Given request: Please state how many lines in the records contain the string "cuenta", with no words besides the number.
— Begin Dataset excerpts —
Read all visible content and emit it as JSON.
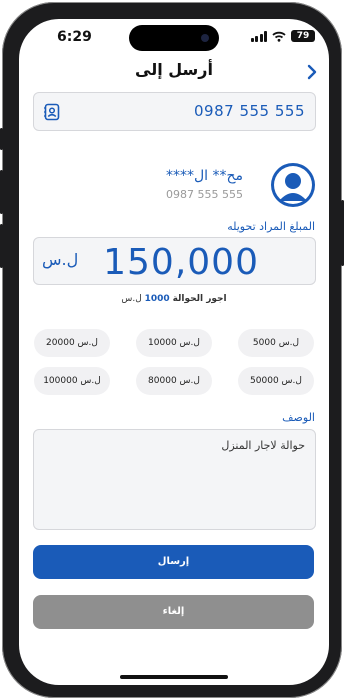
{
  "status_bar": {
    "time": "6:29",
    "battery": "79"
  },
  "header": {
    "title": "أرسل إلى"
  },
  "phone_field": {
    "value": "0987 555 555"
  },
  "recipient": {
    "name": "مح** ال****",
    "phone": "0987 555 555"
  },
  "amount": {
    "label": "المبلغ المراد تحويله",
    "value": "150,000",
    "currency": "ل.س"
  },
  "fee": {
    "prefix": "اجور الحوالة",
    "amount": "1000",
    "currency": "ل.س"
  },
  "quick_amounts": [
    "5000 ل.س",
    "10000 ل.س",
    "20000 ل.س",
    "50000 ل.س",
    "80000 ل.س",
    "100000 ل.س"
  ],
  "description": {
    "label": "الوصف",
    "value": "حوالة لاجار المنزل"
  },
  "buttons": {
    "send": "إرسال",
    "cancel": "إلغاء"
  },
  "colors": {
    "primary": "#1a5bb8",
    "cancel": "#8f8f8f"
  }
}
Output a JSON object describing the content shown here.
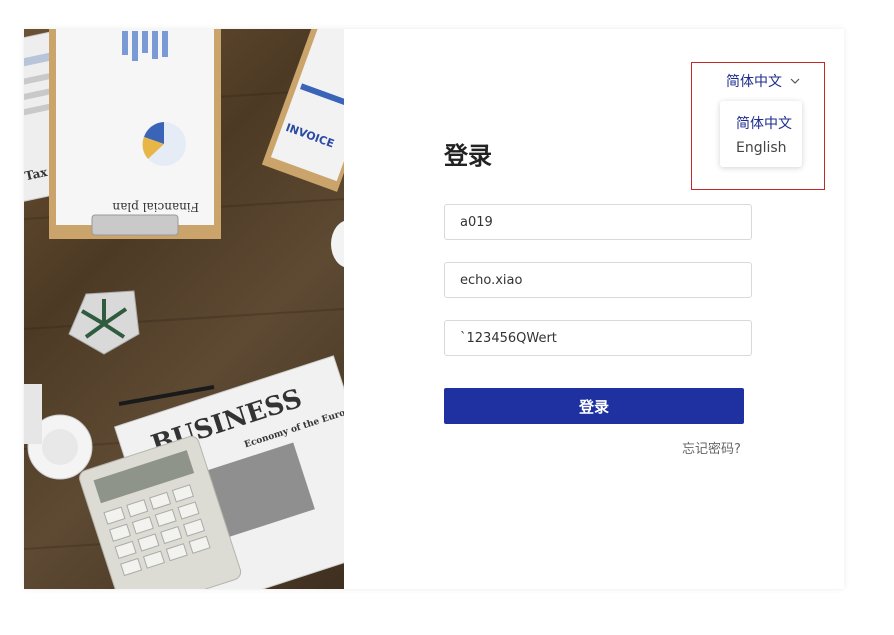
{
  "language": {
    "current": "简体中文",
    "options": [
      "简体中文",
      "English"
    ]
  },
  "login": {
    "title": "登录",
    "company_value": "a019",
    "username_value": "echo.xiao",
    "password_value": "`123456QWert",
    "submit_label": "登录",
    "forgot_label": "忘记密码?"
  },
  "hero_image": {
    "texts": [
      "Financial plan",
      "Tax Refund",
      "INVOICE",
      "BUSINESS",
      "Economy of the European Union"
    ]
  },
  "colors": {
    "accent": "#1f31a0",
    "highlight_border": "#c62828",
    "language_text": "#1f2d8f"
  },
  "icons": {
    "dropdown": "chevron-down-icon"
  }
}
— End Dataset excerpts —
— Begin Dataset excerpts —
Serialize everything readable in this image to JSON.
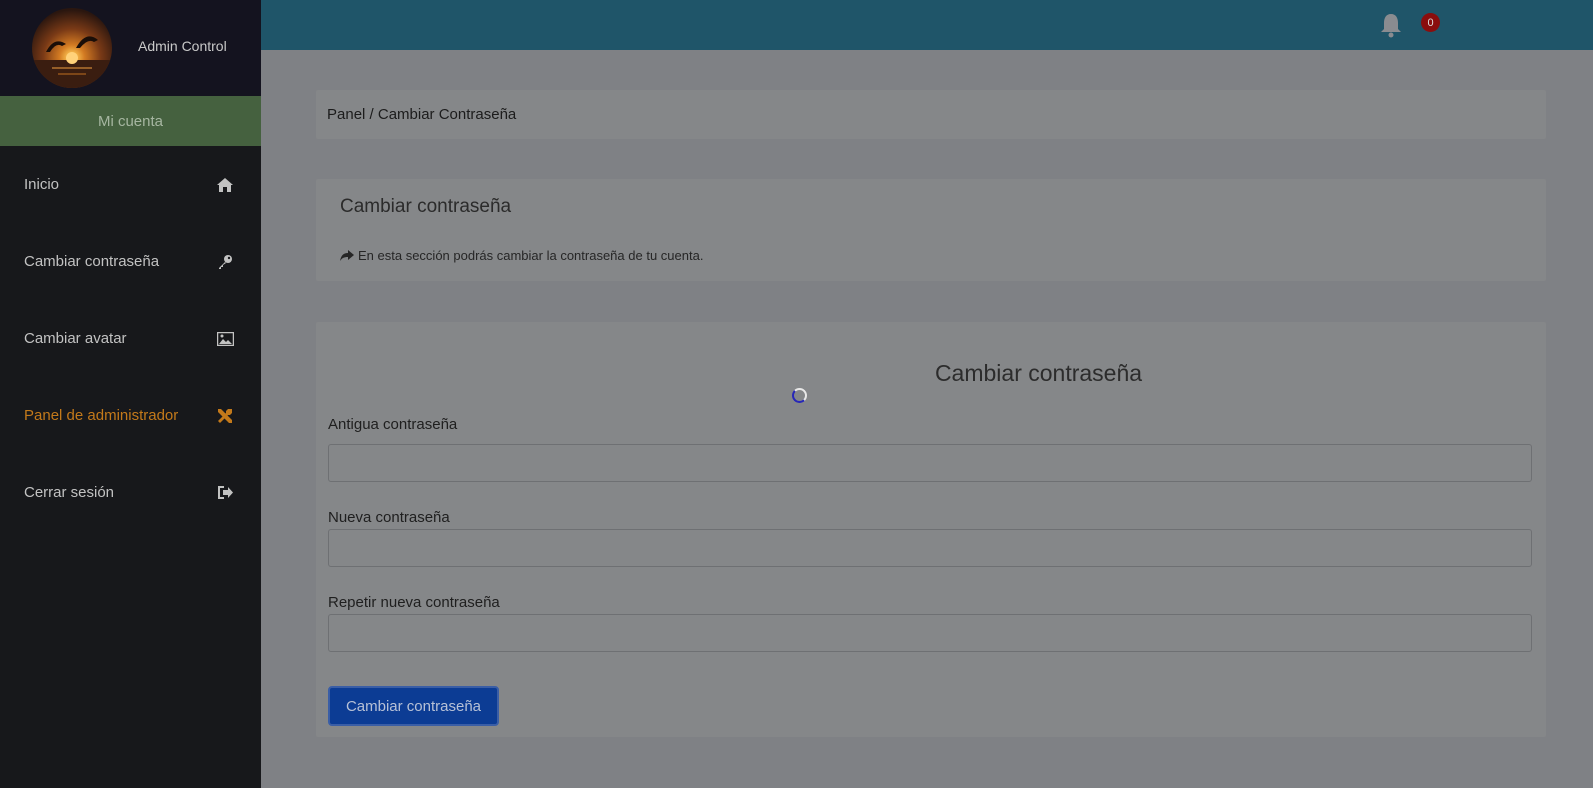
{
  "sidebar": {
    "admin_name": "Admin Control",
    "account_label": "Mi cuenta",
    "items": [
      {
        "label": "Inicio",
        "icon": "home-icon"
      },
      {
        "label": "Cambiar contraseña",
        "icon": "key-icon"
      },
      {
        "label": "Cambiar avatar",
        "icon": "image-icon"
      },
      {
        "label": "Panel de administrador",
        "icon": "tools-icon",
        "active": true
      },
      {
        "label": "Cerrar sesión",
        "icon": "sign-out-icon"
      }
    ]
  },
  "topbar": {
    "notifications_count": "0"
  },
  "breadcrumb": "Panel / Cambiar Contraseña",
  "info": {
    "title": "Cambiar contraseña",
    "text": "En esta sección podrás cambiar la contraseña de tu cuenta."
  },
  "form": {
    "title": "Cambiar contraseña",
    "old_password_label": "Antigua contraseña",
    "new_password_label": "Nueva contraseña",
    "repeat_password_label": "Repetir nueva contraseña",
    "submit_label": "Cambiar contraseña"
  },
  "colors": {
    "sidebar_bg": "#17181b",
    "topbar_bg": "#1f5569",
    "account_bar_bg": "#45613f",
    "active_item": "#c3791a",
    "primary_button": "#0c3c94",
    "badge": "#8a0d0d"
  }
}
— End Dataset excerpts —
Solved problem: 2